[Goal]:
In the entries below, find the lines that contain the word "Recouvrement" and copy them.

--- start of Records for the exercise ---

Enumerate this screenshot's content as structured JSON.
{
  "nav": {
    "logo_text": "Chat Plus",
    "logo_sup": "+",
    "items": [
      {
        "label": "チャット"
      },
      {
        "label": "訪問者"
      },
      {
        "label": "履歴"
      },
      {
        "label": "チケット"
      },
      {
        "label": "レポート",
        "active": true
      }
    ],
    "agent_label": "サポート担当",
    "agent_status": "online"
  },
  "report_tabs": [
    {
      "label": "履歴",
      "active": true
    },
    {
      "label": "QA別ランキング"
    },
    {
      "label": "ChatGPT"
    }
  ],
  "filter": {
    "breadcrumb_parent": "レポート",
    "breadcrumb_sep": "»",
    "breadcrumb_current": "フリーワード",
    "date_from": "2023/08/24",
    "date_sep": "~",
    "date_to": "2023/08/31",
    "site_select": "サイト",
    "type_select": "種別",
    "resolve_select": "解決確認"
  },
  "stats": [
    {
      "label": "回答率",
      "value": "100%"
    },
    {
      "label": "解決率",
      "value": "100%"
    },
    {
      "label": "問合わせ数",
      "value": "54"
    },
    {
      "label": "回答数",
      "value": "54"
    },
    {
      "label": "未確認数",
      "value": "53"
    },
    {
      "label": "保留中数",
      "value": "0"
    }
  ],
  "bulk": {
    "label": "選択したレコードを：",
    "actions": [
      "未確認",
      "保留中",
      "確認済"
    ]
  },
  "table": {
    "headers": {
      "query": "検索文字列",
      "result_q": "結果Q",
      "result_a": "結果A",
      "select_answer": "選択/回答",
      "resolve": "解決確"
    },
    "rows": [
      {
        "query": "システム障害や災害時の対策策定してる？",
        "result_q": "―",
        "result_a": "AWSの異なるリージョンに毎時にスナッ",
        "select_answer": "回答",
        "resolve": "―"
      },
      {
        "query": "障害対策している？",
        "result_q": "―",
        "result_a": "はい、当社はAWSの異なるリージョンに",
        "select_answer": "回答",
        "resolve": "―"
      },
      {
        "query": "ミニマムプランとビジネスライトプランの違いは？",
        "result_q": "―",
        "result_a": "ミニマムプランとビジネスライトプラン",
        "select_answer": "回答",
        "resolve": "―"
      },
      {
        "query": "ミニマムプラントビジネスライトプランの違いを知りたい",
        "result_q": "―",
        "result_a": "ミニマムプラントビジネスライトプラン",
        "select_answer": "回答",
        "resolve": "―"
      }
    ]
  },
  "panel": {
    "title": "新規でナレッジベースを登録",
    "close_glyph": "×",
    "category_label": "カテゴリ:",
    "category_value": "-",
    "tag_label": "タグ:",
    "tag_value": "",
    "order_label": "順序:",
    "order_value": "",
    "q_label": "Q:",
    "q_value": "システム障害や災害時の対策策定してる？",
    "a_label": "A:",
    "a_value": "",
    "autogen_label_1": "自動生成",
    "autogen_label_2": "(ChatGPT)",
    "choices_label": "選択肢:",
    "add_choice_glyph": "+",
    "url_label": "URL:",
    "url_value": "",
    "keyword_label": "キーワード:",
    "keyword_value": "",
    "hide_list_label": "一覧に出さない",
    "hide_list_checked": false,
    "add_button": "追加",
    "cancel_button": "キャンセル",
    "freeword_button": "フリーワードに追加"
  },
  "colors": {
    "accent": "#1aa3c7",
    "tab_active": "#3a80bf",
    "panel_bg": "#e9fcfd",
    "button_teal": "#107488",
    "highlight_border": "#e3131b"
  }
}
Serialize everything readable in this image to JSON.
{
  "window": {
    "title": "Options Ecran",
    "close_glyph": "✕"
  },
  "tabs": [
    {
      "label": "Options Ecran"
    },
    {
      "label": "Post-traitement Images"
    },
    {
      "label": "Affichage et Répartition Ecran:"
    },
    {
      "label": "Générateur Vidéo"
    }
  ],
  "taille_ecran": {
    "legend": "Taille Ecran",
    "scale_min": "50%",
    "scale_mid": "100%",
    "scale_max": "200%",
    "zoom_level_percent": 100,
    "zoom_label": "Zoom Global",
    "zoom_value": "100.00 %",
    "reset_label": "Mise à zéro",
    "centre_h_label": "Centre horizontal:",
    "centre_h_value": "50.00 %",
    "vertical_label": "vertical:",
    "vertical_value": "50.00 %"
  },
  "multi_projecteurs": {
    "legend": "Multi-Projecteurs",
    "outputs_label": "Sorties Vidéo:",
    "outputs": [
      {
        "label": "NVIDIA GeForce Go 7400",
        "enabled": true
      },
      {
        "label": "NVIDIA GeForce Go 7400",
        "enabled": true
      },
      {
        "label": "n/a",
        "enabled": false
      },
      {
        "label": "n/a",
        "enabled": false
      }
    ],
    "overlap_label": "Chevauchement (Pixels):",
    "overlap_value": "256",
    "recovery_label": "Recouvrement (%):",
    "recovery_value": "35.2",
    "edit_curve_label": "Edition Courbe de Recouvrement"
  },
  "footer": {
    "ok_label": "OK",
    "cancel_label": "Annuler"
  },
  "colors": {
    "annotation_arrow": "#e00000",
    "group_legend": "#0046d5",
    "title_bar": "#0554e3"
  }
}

--- end of Records for the exercise ---

[Solution to the exercise]:
    "recovery_label": "Recouvrement (%):",
    "edit_curve_label": "Edition Courbe de Recouvrement"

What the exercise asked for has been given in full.